* **Work to be completed**: Write each line out exactly, leaving none out.

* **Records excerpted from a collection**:
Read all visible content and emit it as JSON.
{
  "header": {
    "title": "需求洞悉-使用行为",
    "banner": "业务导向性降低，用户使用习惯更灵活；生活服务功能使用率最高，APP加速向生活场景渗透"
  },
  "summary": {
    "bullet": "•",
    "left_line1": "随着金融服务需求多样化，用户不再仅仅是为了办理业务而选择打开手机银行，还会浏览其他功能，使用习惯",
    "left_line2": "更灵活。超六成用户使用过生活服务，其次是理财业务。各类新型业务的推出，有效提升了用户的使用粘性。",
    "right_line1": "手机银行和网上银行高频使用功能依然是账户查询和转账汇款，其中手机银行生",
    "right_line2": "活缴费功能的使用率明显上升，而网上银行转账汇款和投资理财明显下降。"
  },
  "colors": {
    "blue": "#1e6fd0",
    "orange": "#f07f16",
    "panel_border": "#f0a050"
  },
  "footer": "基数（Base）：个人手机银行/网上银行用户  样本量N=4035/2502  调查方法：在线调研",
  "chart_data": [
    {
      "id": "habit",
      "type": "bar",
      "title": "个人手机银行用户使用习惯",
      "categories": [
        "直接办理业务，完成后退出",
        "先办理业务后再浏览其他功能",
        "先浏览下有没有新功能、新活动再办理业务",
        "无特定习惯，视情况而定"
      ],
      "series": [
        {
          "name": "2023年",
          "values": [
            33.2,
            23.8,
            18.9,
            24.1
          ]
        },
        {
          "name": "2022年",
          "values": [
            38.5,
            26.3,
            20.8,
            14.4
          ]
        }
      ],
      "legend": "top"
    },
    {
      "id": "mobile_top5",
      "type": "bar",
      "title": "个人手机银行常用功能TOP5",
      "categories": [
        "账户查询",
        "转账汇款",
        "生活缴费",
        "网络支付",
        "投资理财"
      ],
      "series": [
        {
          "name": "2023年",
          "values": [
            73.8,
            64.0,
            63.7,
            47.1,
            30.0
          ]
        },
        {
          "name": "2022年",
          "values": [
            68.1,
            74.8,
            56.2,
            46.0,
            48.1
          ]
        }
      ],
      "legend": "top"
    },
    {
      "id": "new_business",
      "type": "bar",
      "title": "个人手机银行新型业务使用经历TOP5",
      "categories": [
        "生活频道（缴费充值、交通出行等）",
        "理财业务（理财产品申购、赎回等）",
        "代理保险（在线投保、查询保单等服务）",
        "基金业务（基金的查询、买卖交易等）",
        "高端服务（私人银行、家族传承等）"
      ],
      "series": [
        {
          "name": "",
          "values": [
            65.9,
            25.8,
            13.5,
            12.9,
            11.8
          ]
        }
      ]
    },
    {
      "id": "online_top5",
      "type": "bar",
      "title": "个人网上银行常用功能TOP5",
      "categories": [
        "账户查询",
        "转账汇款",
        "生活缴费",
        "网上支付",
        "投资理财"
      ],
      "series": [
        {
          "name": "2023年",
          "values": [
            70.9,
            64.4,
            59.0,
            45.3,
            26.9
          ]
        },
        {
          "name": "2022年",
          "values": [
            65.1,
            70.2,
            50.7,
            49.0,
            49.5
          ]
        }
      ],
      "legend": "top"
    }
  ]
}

* **In response**:
Read all visible content and emit it as JSON.
{
  "header": {
    "title": "需求洞悉-使用行为",
    "banner": "业务导向性降低，用户使用习惯更灵活；生活服务功能使用率最高，APP加速向生活场景渗透"
  },
  "summary": {
    "bullet": "•",
    "left_line1": "随着金融服务需求多样化，用户不再仅仅是为了办理业务而选择打开手机银行，还会浏览其他功能，使用习惯",
    "left_line2": "更灵活。超六成用户使用过生活服务，其次是理财业务。各类新型业务的推出，有效提升了用户的使用粘性。",
    "right_line1": "手机银行和网上银行高频使用功能依然是账户查询和转账汇款，其中手机银行生",
    "right_line2": "活缴费功能的使用率明显上升，而网上银行转账汇款和投资理财明显下降。"
  },
  "colors": {
    "blue": "#1e6fd0",
    "orange": "#f07f16",
    "panel_border": "#f0a050"
  },
  "footer": "基数（Base）：个人手机银行/网上银行用户  样本量N=4035/2502  调查方法：在线调研",
  "chart_data": [
    {
      "id": "habit",
      "type": "bar",
      "title": "个人手机银行用户使用习惯",
      "categories": [
        "直接办理业务，完成后退出",
        "先办理业务后再浏览其他功能",
        "先浏览下有没有新功能、新活动再办理业务",
        "无特定习惯，视情况而定"
      ],
      "series": [
        {
          "name": "2023年",
          "values": [
            33.2,
            23.8,
            18.9,
            24.1
          ]
        },
        {
          "name": "2022年",
          "values": [
            38.5,
            26.3,
            20.8,
            14.4
          ]
        }
      ],
      "legend": "top"
    },
    {
      "id": "mobile_top5",
      "type": "bar",
      "title": "个人手机银行常用功能TOP5",
      "categories": [
        "账户查询",
        "转账汇款",
        "生活缴费",
        "网络支付",
        "投资理财"
      ],
      "series": [
        {
          "name": "2023年",
          "values": [
            73.8,
            64.0,
            63.7,
            47.1,
            30.0
          ]
        },
        {
          "name": "2022年",
          "values": [
            68.1,
            74.8,
            56.2,
            46.0,
            48.1
          ]
        }
      ],
      "legend": "top"
    },
    {
      "id": "new_business",
      "type": "bar",
      "title": "个人手机银行新型业务使用经历TOP5",
      "categories": [
        "生活频道（缴费充值、交通出行等）",
        "理财业务（理财产品申购、赎回等）",
        "代理保险（在线投保、查询保单等服务）",
        "基金业务（基金的查询、买卖交易等）",
        "高端服务（私人银行、家族传承等）"
      ],
      "series": [
        {
          "name": "",
          "values": [
            65.9,
            25.8,
            13.5,
            12.9,
            11.8
          ]
        }
      ]
    },
    {
      "id": "online_top5",
      "type": "bar",
      "title": "个人网上银行常用功能TOP5",
      "categories": [
        "账户查询",
        "转账汇款",
        "生活缴费",
        "网上支付",
        "投资理财"
      ],
      "series": [
        {
          "name": "2023年",
          "values": [
            70.9,
            64.4,
            59.0,
            45.3,
            26.9
          ]
        },
        {
          "name": "2022年",
          "values": [
            65.1,
            70.2,
            50.7,
            49.0,
            49.5
          ]
        }
      ],
      "legend": "top"
    }
  ]
}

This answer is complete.